Write out the whole listing again, exactly as given.

(Rows from a figure dataset)
**********
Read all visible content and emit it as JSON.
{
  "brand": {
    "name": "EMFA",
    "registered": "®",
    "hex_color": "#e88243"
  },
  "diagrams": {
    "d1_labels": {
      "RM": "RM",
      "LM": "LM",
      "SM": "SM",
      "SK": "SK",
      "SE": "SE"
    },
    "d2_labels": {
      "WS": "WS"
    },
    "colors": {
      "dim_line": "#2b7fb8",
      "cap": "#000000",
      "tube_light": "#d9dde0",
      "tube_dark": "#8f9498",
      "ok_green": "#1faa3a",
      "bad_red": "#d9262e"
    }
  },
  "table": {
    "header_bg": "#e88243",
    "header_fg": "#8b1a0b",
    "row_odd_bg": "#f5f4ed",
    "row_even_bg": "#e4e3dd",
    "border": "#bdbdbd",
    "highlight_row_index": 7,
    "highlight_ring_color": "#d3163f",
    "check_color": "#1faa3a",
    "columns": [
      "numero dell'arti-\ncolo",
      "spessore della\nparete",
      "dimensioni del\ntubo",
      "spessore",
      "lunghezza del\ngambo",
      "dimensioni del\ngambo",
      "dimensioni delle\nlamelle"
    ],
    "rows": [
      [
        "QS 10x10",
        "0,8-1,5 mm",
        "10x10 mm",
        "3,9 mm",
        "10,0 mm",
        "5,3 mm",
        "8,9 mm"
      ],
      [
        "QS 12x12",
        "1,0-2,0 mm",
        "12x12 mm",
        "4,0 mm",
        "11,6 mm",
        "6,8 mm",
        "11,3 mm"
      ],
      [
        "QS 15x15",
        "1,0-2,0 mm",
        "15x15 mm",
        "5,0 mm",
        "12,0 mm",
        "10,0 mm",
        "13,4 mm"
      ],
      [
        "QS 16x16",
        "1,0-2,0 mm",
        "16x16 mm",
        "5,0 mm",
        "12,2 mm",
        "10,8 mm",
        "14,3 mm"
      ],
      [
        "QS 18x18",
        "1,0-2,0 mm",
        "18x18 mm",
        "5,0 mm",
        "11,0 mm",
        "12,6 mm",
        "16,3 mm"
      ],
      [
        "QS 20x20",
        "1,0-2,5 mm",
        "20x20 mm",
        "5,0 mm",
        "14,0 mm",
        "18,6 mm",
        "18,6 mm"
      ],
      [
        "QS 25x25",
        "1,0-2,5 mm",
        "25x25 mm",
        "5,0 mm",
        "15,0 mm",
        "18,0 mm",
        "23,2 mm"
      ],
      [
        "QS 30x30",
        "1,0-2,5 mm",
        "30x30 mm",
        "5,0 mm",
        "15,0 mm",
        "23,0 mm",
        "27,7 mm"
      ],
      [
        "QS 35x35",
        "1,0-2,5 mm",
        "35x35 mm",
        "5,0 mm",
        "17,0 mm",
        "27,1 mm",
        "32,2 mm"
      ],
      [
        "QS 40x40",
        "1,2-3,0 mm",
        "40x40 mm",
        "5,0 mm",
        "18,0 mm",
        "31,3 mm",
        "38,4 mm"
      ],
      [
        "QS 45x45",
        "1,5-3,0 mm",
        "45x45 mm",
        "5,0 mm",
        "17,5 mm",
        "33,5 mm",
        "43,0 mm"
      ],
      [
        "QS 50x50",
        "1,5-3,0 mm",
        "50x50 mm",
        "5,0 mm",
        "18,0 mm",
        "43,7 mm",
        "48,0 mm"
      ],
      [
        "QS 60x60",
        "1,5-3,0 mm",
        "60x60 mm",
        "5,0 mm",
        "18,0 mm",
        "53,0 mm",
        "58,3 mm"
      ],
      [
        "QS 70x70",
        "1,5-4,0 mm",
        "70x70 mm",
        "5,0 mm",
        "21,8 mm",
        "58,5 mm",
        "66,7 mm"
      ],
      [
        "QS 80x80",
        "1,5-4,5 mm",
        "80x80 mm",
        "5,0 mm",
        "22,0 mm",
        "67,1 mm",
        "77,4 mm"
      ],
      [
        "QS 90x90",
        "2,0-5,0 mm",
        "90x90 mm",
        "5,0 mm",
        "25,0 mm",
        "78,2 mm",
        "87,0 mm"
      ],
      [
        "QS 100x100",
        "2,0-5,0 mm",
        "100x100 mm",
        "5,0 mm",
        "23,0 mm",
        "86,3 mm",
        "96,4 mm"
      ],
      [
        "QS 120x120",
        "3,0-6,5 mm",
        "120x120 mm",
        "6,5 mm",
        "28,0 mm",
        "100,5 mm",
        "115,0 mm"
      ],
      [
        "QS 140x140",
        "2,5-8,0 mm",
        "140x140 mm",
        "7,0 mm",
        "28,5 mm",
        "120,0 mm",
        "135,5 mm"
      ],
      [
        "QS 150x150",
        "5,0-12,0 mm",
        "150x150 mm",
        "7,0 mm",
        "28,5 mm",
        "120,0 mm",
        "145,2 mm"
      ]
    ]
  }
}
**********
▶ _The completed task_:
Read all visible content and emit it as JSON.
{
  "brand": {
    "name": "EMFA",
    "registered": "®",
    "hex_color": "#e88243"
  },
  "diagrams": {
    "d1_labels": {
      "RM": "RM",
      "LM": "LM",
      "SM": "SM",
      "SK": "SK",
      "SE": "SE"
    },
    "d2_labels": {
      "WS": "WS"
    },
    "colors": {
      "dim_line": "#2b7fb8",
      "cap": "#000000",
      "tube_light": "#d9dde0",
      "tube_dark": "#8f9498",
      "ok_green": "#1faa3a",
      "bad_red": "#d9262e"
    }
  },
  "table": {
    "header_bg": "#e88243",
    "header_fg": "#8b1a0b",
    "row_odd_bg": "#f5f4ed",
    "row_even_bg": "#e4e3dd",
    "border": "#bdbdbd",
    "highlight_row_index": 7,
    "highlight_ring_color": "#d3163f",
    "check_color": "#1faa3a",
    "columns": [
      "numero dell'arti-\ncolo",
      "spessore della\nparete",
      "dimensioni del\ntubo",
      "spessore",
      "lunghezza del\ngambo",
      "dimensioni del\ngambo",
      "dimensioni delle\nlamelle"
    ],
    "rows": [
      [
        "QS 10x10",
        "0,8-1,5 mm",
        "10x10 mm",
        "3,9 mm",
        "10,0 mm",
        "5,3 mm",
        "8,9 mm"
      ],
      [
        "QS 12x12",
        "1,0-2,0 mm",
        "12x12 mm",
        "4,0 mm",
        "11,6 mm",
        "6,8 mm",
        "11,3 mm"
      ],
      [
        "QS 15x15",
        "1,0-2,0 mm",
        "15x15 mm",
        "5,0 mm",
        "12,0 mm",
        "10,0 mm",
        "13,4 mm"
      ],
      [
        "QS 16x16",
        "1,0-2,0 mm",
        "16x16 mm",
        "5,0 mm",
        "12,2 mm",
        "10,8 mm",
        "14,3 mm"
      ],
      [
        "QS 18x18",
        "1,0-2,0 mm",
        "18x18 mm",
        "5,0 mm",
        "11,0 mm",
        "12,6 mm",
        "16,3 mm"
      ],
      [
        "QS 20x20",
        "1,0-2,5 mm",
        "20x20 mm",
        "5,0 mm",
        "14,0 mm",
        "18,6 mm",
        "18,6 mm"
      ],
      [
        "QS 25x25",
        "1,0-2,5 mm",
        "25x25 mm",
        "5,0 mm",
        "15,0 mm",
        "18,0 mm",
        "23,2 mm"
      ],
      [
        "QS 30x30",
        "1,0-2,5 mm",
        "30x30 mm",
        "5,0 mm",
        "15,0 mm",
        "23,0 mm",
        "27,7 mm"
      ],
      [
        "QS 35x35",
        "1,0-2,5 mm",
        "35x35 mm",
        "5,0 mm",
        "17,0 mm",
        "27,1 mm",
        "32,2 mm"
      ],
      [
        "QS 40x40",
        "1,2-3,0 mm",
        "40x40 mm",
        "5,0 mm",
        "18,0 mm",
        "31,3 mm",
        "38,4 mm"
      ],
      [
        "QS 45x45",
        "1,5-3,0 mm",
        "45x45 mm",
        "5,0 mm",
        "17,5 mm",
        "33,5 mm",
        "43,0 mm"
      ],
      [
        "QS 50x50",
        "1,5-3,0 mm",
        "50x50 mm",
        "5,0 mm",
        "18,0 mm",
        "43,7 mm",
        "48,0 mm"
      ],
      [
        "QS 60x60",
        "1,5-3,0 mm",
        "60x60 mm",
        "5,0 mm",
        "18,0 mm",
        "53,0 mm",
        "58,3 mm"
      ],
      [
        "QS 70x70",
        "1,5-4,0 mm",
        "70x70 mm",
        "5,0 mm",
        "21,8 mm",
        "58,5 mm",
        "66,7 mm"
      ],
      [
        "QS 80x80",
        "1,5-4,5 mm",
        "80x80 mm",
        "5,0 mm",
        "22,0 mm",
        "67,1 mm",
        "77,4 mm"
      ],
      [
        "QS 90x90",
        "2,0-5,0 mm",
        "90x90 mm",
        "5,0 mm",
        "25,0 mm",
        "78,2 mm",
        "87,0 mm"
      ],
      [
        "QS 100x100",
        "2,0-5,0 mm",
        "100x100 mm",
        "5,0 mm",
        "23,0 mm",
        "86,3 mm",
        "96,4 mm"
      ],
      [
        "QS 120x120",
        "3,0-6,5 mm",
        "120x120 mm",
        "6,5 mm",
        "28,0 mm",
        "100,5 mm",
        "115,0 mm"
      ],
      [
        "QS 140x140",
        "2,5-8,0 mm",
        "140x140 mm",
        "7,0 mm",
        "28,5 mm",
        "120,0 mm",
        "135,5 mm"
      ],
      [
        "QS 150x150",
        "5,0-12,0 mm",
        "150x150 mm",
        "7,0 mm",
        "28,5 mm",
        "120,0 mm",
        "145,2 mm"
      ]
    ]
  }
}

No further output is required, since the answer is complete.